Start of Records supplied
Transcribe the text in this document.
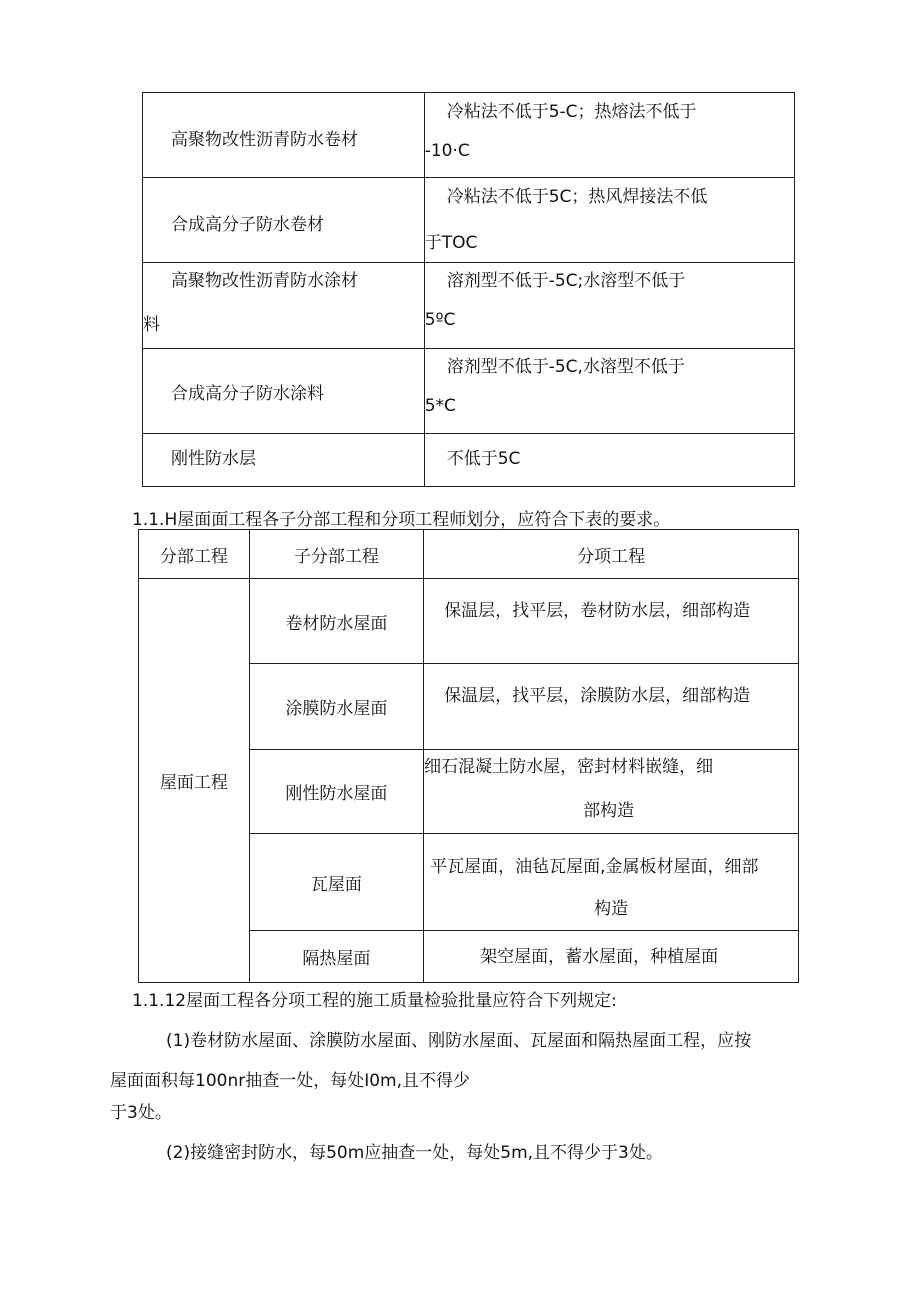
高聚物改性沥青防水卷材	冷粘法不低于5-C；热熔法不低于
-10·C

合成高分子防水卷材	冷粘法不低于5C；热风焊接法不低
于TOC

高聚物改性沥青防水涂材
料	溶剂型不低于-5C;水溶型不低于
5ºC

合成高分子防水涂料	溶剂型不低于-5C,水溶型不低于
5*C

刚性防水层	不低于5C
1.1.H屋面面工程各子分部工程和分项工程师划分，应符合下表的要求。
分部工程	子分部工程	分项工程
屋面工程	卷材防水屋面	保温层，找平层，卷材防水层，细部构造

	涂膜防水屋面	保温层，找平层，涂膜防水层，细部构造

	刚性防水屋面	细石混凝土防水屋，密封材料嵌缝，细
部构造

	瓦屋面	平瓦屋面，油毡瓦屋面,金属板材屋面，细部
构造

	隔热屋面	架空屋面，蓄水屋面，种植屋面
1.1.12屋面工程各分项工程的施工质量检验批量应符合下列规定:
(1)卷材防水屋面、涂膜防水屋面、刚防水屋面、瓦屋面和隔热屋面工程，应按
屋面面积每100nr抽查一处，每处I0m,且不得少
于3处。
(2)接缝密封防水，每50m应抽查一处，每处5m,且不得少于3处。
End of Records supplied
Go through the entries above and print each one exactly, minus the pictures.

Transcribe the text in this document.
高聚物改性沥青防水卷材	冷粘法不低于5-C；热熔法不低于
-10·C

合成高分子防水卷材	冷粘法不低于5C；热风焊接法不低
于TOC

高聚物改性沥青防水涂材
料	溶剂型不低于-5C;水溶型不低于
5ºC

合成高分子防水涂料	溶剂型不低于-5C,水溶型不低于
5*C

刚性防水层	不低于5C
1.1.H屋面面工程各子分部工程和分项工程师划分，应符合下表的要求。
分部工程	子分部工程	分项工程
屋面工程	卷材防水屋面	保温层，找平层，卷材防水层，细部构造

	涂膜防水屋面	保温层，找平层，涂膜防水层，细部构造

	刚性防水屋面	细石混凝土防水屋，密封材料嵌缝，细
部构造

	瓦屋面	平瓦屋面，油毡瓦屋面,金属板材屋面，细部
构造

	隔热屋面	架空屋面，蓄水屋面，种植屋面
1.1.12屋面工程各分项工程的施工质量检验批量应符合下列规定:
(1)卷材防水屋面、涂膜防水屋面、刚防水屋面、瓦屋面和隔热屋面工程，应按
屋面面积每100nr抽查一处，每处I0m,且不得少
于3处。
(2)接缝密封防水，每50m应抽查一处，每处5m,且不得少于3处。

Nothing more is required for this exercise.